┌──
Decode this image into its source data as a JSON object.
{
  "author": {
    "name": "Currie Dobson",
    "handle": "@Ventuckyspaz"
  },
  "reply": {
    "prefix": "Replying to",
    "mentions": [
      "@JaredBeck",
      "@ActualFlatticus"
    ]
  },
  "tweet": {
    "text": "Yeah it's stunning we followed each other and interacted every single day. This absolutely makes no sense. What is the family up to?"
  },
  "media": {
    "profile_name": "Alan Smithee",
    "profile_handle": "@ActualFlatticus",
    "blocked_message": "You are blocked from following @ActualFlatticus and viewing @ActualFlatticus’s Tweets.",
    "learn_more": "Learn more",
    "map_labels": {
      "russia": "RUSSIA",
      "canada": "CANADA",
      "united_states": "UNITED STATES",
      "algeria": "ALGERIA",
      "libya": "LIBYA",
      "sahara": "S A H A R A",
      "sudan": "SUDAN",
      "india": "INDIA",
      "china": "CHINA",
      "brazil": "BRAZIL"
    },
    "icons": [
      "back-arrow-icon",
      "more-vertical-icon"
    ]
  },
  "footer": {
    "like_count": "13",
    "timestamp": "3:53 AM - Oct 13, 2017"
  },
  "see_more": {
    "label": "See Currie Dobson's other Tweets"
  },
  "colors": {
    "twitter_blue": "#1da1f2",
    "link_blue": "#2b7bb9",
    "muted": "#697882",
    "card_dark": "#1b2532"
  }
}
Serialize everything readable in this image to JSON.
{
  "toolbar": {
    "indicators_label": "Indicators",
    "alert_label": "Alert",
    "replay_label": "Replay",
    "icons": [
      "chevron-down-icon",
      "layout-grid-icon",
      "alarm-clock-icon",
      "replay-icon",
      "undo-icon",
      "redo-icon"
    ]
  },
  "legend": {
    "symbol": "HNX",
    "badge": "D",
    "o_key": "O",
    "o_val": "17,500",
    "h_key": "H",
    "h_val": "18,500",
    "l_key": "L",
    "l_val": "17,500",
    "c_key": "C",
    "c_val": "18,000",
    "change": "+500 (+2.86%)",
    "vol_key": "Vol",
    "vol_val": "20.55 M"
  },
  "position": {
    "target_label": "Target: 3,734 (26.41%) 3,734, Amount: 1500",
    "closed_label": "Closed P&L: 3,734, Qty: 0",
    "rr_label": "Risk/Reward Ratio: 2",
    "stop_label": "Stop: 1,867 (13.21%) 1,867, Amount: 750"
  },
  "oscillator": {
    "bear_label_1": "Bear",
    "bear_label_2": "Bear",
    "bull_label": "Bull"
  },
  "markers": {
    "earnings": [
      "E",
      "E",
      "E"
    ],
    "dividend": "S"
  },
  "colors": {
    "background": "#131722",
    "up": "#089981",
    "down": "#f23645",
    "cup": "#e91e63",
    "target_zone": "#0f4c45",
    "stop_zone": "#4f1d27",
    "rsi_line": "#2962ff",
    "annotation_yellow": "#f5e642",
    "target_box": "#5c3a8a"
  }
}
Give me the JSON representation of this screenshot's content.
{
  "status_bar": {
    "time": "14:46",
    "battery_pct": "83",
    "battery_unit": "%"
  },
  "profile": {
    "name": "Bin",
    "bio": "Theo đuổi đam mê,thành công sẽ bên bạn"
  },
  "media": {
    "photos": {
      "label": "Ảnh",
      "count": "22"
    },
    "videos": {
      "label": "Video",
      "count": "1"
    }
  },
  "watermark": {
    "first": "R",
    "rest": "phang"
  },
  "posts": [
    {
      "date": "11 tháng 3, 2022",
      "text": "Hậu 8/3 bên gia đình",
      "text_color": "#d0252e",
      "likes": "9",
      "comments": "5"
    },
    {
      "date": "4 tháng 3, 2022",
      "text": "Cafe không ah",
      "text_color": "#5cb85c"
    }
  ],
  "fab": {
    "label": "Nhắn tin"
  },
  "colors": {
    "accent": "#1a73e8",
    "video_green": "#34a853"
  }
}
└──
### Task prompt
Go through the entries and repeat each one exactly.

### Exercise output
Decode this image into its source data as a JSON object.
{
  "author": {
    "name": "Currie Dobson",
    "handle": "@Ventuckyspaz"
  },
  "reply": {
    "prefix": "Replying to",
    "mentions": [
      "@JaredBeck",
      "@ActualFlatticus"
    ]
  },
  "tweet": {
    "text": "Yeah it's stunning we followed each other and interacted every single day. This absolutely makes no sense. What is the family up to?"
  },
  "media": {
    "profile_name": "Alan Smithee",
    "profile_handle": "@ActualFlatticus",
    "blocked_message": "You are blocked from following @ActualFlatticus and viewing @ActualFlatticus’s Tweets.",
    "learn_more": "Learn more",
    "map_labels": {
      "russia": "RUSSIA",
      "canada": "CANADA",
      "united_states": "UNITED STATES",
      "algeria": "ALGERIA",
      "libya": "LIBYA",
      "sahara": "S A H A R A",
      "sudan": "SUDAN",
      "india": "INDIA",
      "china": "CHINA",
      "brazil": "BRAZIL"
    },
    "icons": [
      "back-arrow-icon",
      "more-vertical-icon"
    ]
  },
  "footer": {
    "like_count": "13",
    "timestamp": "3:53 AM - Oct 13, 2017"
  },
  "see_more": {
    "label": "See Currie Dobson's other Tweets"
  },
  "colors": {
    "twitter_blue": "#1da1f2",
    "link_blue": "#2b7bb9",
    "muted": "#697882",
    "card_dark": "#1b2532"
  }
}
Serialize everything readable in this image to JSON.
{
  "toolbar": {
    "indicators_label": "Indicators",
    "alert_label": "Alert",
    "replay_label": "Replay",
    "icons": [
      "chevron-down-icon",
      "layout-grid-icon",
      "alarm-clock-icon",
      "replay-icon",
      "undo-icon",
      "redo-icon"
    ]
  },
  "legend": {
    "symbol": "HNX",
    "badge": "D",
    "o_key": "O",
    "o_val": "17,500",
    "h_key": "H",
    "h_val": "18,500",
    "l_key": "L",
    "l_val": "17,500",
    "c_key": "C",
    "c_val": "18,000",
    "change": "+500 (+2.86%)",
    "vol_key": "Vol",
    "vol_val": "20.55 M"
  },
  "position": {
    "target_label": "Target: 3,734 (26.41%) 3,734, Amount: 1500",
    "closed_label": "Closed P&L: 3,734, Qty: 0",
    "rr_label": "Risk/Reward Ratio: 2",
    "stop_label": "Stop: 1,867 (13.21%) 1,867, Amount: 750"
  },
  "oscillator": {
    "bear_label_1": "Bear",
    "bear_label_2": "Bear",
    "bull_label": "Bull"
  },
  "markers": {
    "earnings": [
      "E",
      "E",
      "E"
    ],
    "dividend": "S"
  },
  "colors": {
    "background": "#131722",
    "up": "#089981",
    "down": "#f23645",
    "cup": "#e91e63",
    "target_zone": "#0f4c45",
    "stop_zone": "#4f1d27",
    "rsi_line": "#2962ff",
    "annotation_yellow": "#f5e642",
    "target_box": "#5c3a8a"
  }
}
Give me the JSON representation of this screenshot's content.
{
  "status_bar": {
    "time": "14:46",
    "battery_pct": "83",
    "battery_unit": "%"
  },
  "profile": {
    "name": "Bin",
    "bio": "Theo đuổi đam mê,thành công sẽ bên bạn"
  },
  "media": {
    "photos": {
      "label": "Ảnh",
      "count": "22"
    },
    "videos": {
      "label": "Video",
      "count": "1"
    }
  },
  "watermark": {
    "first": "R",
    "rest": "phang"
  },
  "posts": [
    {
      "date": "11 tháng 3, 2022",
      "text": "Hậu 8/3 bên gia đình",
      "text_color": "#d0252e",
      "likes": "9",
      "comments": "5"
    },
    {
      "date": "4 tháng 3, 2022",
      "text": "Cafe không ah",
      "text_color": "#5cb85c"
    }
  ],
  "fab": {
    "label": "Nhắn tin"
  },
  "colors": {
    "accent": "#1a73e8",
    "video_green": "#34a853"
  }
}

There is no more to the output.